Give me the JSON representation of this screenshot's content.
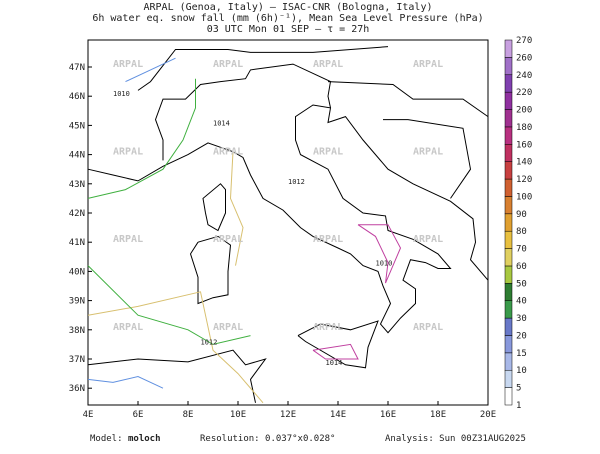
{
  "header": {
    "line1": "ARPAL (Genoa, Italy)  —  ISAC-CNR (Bologna, Italy)",
    "line2": "6h water eq. snow fall (mm (6h)⁻¹), Mean Sea Level Pressure (hPa)",
    "line3": "03 UTC Mon 01 SEP  —  τ = 27h"
  },
  "map": {
    "lon_labels": [
      "4E",
      "6E",
      "8E",
      "10E",
      "12E",
      "14E",
      "16E",
      "18E",
      "20E"
    ],
    "lat_labels": [
      "36N",
      "37N",
      "38N",
      "39N",
      "40N",
      "41N",
      "42N",
      "43N",
      "44N",
      "45N",
      "46N",
      "47N"
    ],
    "watermark": "ARPAL",
    "contour_labels": [
      "1010",
      "1014",
      "1012"
    ]
  },
  "colorbar": {
    "levels": [
      1,
      5,
      10,
      15,
      20,
      30,
      40,
      50,
      60,
      70,
      80,
      90,
      100,
      120,
      140,
      160,
      180,
      200,
      220,
      240,
      260,
      270
    ],
    "colors": [
      "#ffffff",
      "#c8d8f0",
      "#a8b8e8",
      "#8898dc",
      "#6878c8",
      "#3a9a4a",
      "#2e7d32",
      "#a8c840",
      "#e0d060",
      "#e8c040",
      "#e0a030",
      "#d88030",
      "#d06030",
      "#c84040",
      "#c03060",
      "#b83080",
      "#a03090",
      "#9030a0",
      "#8040b0",
      "#a070c8",
      "#c8a0e0"
    ]
  },
  "footer": {
    "model_label": "Model:",
    "model": "moloch",
    "resolution": "Resolution: 0.037°x0.028°",
    "analysis": "Analysis: Sun 00Z31AUG2025"
  }
}
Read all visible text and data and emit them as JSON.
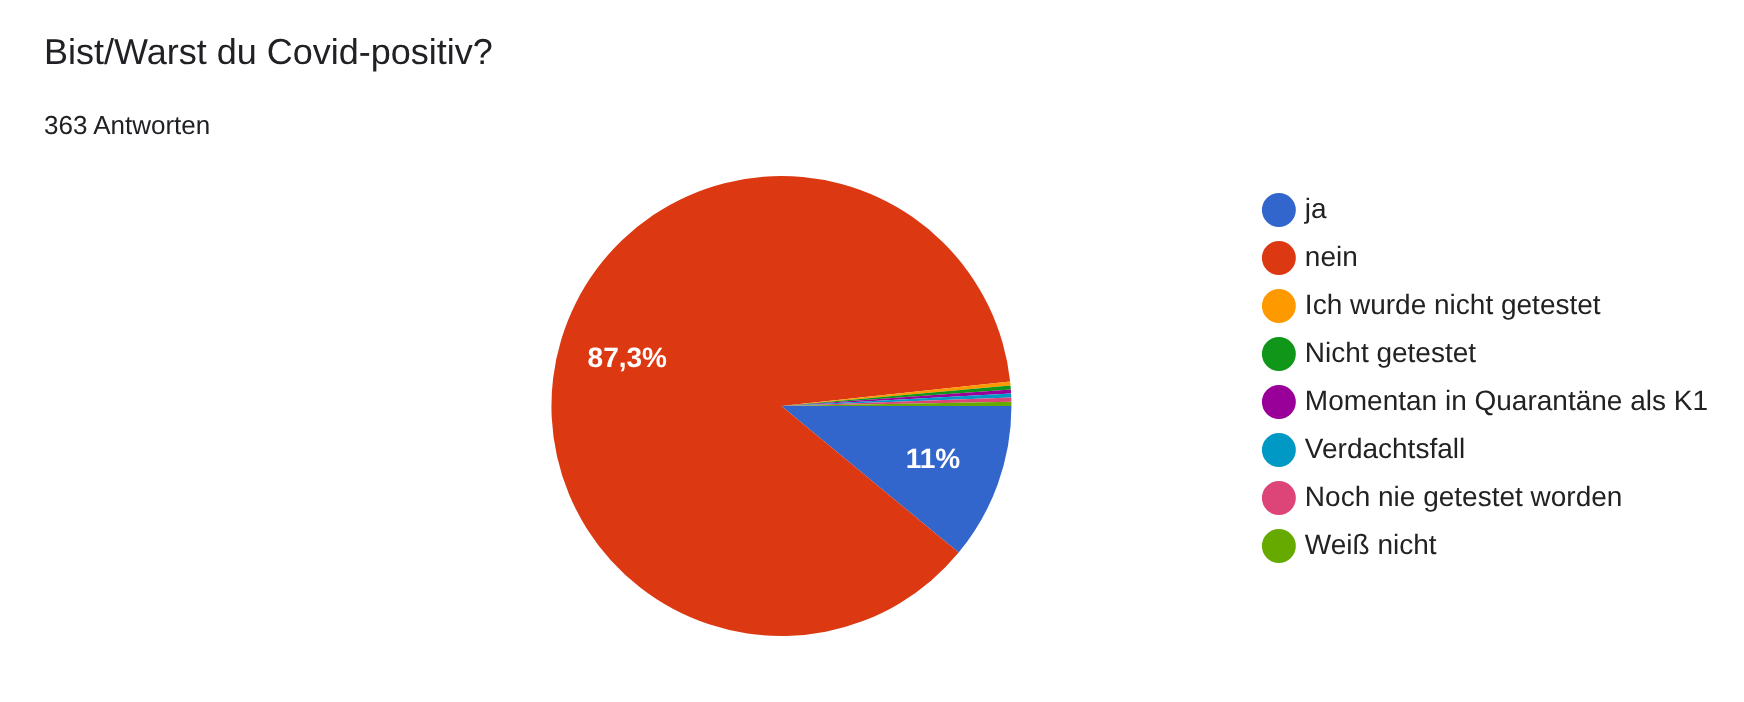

* **EXERCISE AIM**
From the entries, copy out each line containing the word "ARPAL".

* **ANSWER TO THIS PROBLEM**
    "line1": "ARPAL (Genoa, Italy)  —  ISAC-CNR (Bologna, Italy)",
    "watermark": "ARPAL",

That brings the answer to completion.